BEGIN GIVEN RECORDS

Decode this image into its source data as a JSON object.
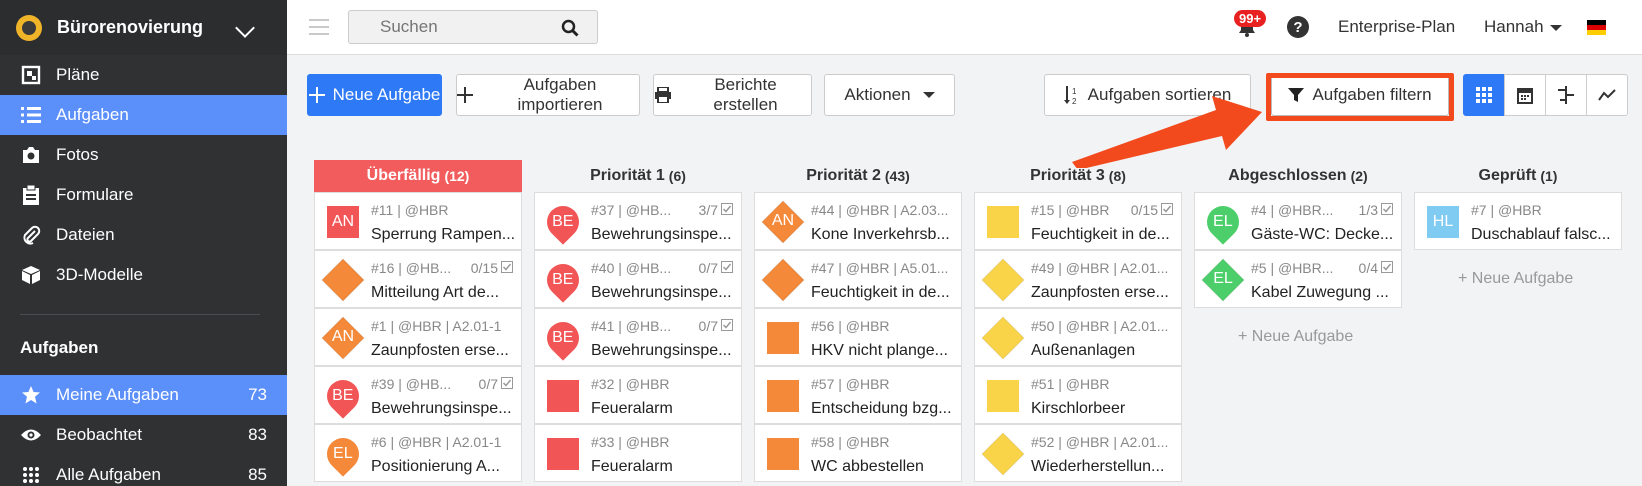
{
  "project": {
    "name": "Bürorenovierung"
  },
  "sidebar": {
    "items": [
      {
        "label": "Pläne",
        "icon": "plans-icon"
      },
      {
        "label": "Aufgaben",
        "icon": "list-icon"
      },
      {
        "label": "Fotos",
        "icon": "camera-icon"
      },
      {
        "label": "Formulare",
        "icon": "clipboard-icon"
      },
      {
        "label": "Dateien",
        "icon": "paperclip-icon"
      },
      {
        "label": "3D-Modelle",
        "icon": "cube-icon"
      }
    ],
    "section_title": "Aufgaben",
    "filters": [
      {
        "label": "Meine Aufgaben",
        "count": "73",
        "icon": "star-icon"
      },
      {
        "label": "Beobachtet",
        "count": "83",
        "icon": "eye-icon"
      },
      {
        "label": "Alle Aufgaben",
        "count": "85",
        "icon": "grid-dots-icon"
      }
    ]
  },
  "topbar": {
    "search_placeholder": "Suchen",
    "notifications_badge": "99+",
    "help": "?",
    "plan": "Enterprise-Plan",
    "user": "Hannah"
  },
  "toolbar": {
    "new_task": "Neue Aufgabe",
    "import": "Aufgaben importieren",
    "reports": "Berichte erstellen",
    "actions": "Aktionen",
    "sort": "Aufgaben sortieren",
    "filter": "Aufgaben filtern"
  },
  "columns": [
    {
      "title": "Überfällig",
      "count": "(12)",
      "cards": [
        {
          "meta": "#11 | @HBR",
          "progress": "",
          "title": "Sperrung Rampen...",
          "avatar": "AN",
          "shape": "square",
          "color": "#f25555"
        },
        {
          "meta": "#16 | @HB...",
          "progress": "0/15",
          "title": "Mitteilung Art de...",
          "avatar": "",
          "shape": "diamond",
          "color": "#f4893a"
        },
        {
          "meta": "#1 | @HBR | A2.01-1",
          "progress": "",
          "title": "Zaunpfosten erse...",
          "avatar": "AN",
          "shape": "diamond",
          "color": "#f4893a"
        },
        {
          "meta": "#39 | @HB...",
          "progress": "0/7",
          "title": "Bewehrungsinspe...",
          "avatar": "BE",
          "shape": "pin",
          "color": "#f25555"
        },
        {
          "meta": "#6 | @HBR | A2.01-1",
          "progress": "",
          "title": "Positionierung A...",
          "avatar": "EL",
          "shape": "pin",
          "color": "#f4893a"
        }
      ]
    },
    {
      "title": "Priorität 1",
      "count": "(6)",
      "cards": [
        {
          "meta": "#37 | @HB...",
          "progress": "3/7",
          "title": "Bewehrungsinspe...",
          "avatar": "BE",
          "shape": "pin",
          "color": "#f25555"
        },
        {
          "meta": "#40 | @HB...",
          "progress": "0/7",
          "title": "Bewehrungsinspe...",
          "avatar": "BE",
          "shape": "pin",
          "color": "#f25555"
        },
        {
          "meta": "#41 | @HB...",
          "progress": "0/7",
          "title": "Bewehrungsinspe...",
          "avatar": "BE",
          "shape": "pin",
          "color": "#f25555"
        },
        {
          "meta": "#32 | @HBR",
          "progress": "",
          "title": "Feueralarm",
          "avatar": "",
          "shape": "square",
          "color": "#f25555"
        },
        {
          "meta": "#33 | @HBR",
          "progress": "",
          "title": "Feueralarm",
          "avatar": "",
          "shape": "square",
          "color": "#f25555"
        }
      ]
    },
    {
      "title": "Priorität 2",
      "count": "(43)",
      "cards": [
        {
          "meta": "#44 | @HBR | A2.03...",
          "progress": "",
          "title": "Kone Inverkehrsb...",
          "avatar": "AN",
          "shape": "diamond",
          "color": "#f4893a"
        },
        {
          "meta": "#47 | @HBR | A5.01...",
          "progress": "",
          "title": "Feuchtigkeit in de...",
          "avatar": "",
          "shape": "diamond",
          "color": "#f4893a"
        },
        {
          "meta": "#56 | @HBR",
          "progress": "",
          "title": "HKV nicht plange...",
          "avatar": "",
          "shape": "square",
          "color": "#f4893a"
        },
        {
          "meta": "#57 | @HBR",
          "progress": "",
          "title": "Entscheidung bzg...",
          "avatar": "",
          "shape": "square",
          "color": "#f4893a"
        },
        {
          "meta": "#58 | @HBR",
          "progress": "",
          "title": "WC abbestellen",
          "avatar": "",
          "shape": "square",
          "color": "#f4893a"
        }
      ]
    },
    {
      "title": "Priorität 3",
      "count": "(8)",
      "cards": [
        {
          "meta": "#15 | @HBR",
          "progress": "0/15",
          "title": "Feuchtigkeit in de...",
          "avatar": "",
          "shape": "square",
          "color": "#f9d448"
        },
        {
          "meta": "#49 | @HBR | A2.01...",
          "progress": "",
          "title": "Zaunpfosten erse...",
          "avatar": "",
          "shape": "diamond",
          "color": "#f9d448"
        },
        {
          "meta": "#50 | @HBR | A2.01...",
          "progress": "",
          "title": "Außenanlagen",
          "avatar": "",
          "shape": "diamond",
          "color": "#f9d448"
        },
        {
          "meta": "#51 | @HBR",
          "progress": "",
          "title": "Kirschlorbeer",
          "avatar": "",
          "shape": "square",
          "color": "#f9d448"
        },
        {
          "meta": "#52 | @HBR | A2.01...",
          "progress": "",
          "title": "Wiederherstellun...",
          "avatar": "",
          "shape": "diamond",
          "color": "#f9d448"
        }
      ]
    },
    {
      "title": "Abgeschlossen",
      "count": "(2)",
      "new_task": "+ Neue Aufgabe",
      "cards": [
        {
          "meta": "#4 | @HBR...",
          "progress": "1/3",
          "title": "Gäste-WC: Decke...",
          "avatar": "EL",
          "shape": "pin",
          "color": "#4ccf6a"
        },
        {
          "meta": "#5 | @HBR...",
          "progress": "0/4",
          "title": "Kabel Zuwegung ...",
          "avatar": "EL",
          "shape": "diamond",
          "color": "#4ccf6a"
        }
      ]
    },
    {
      "title": "Geprüft",
      "count": "(1)",
      "new_task": "+ Neue Aufgabe",
      "cards": [
        {
          "meta": "#7 | @HBR",
          "progress": "",
          "title": "Duschablauf falsc...",
          "avatar": "HL",
          "shape": "square",
          "color": "#7fcbf2"
        }
      ]
    }
  ]
}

END GIVEN RECORDS

Find every line holding the word "label"; give their count and nothing else.

9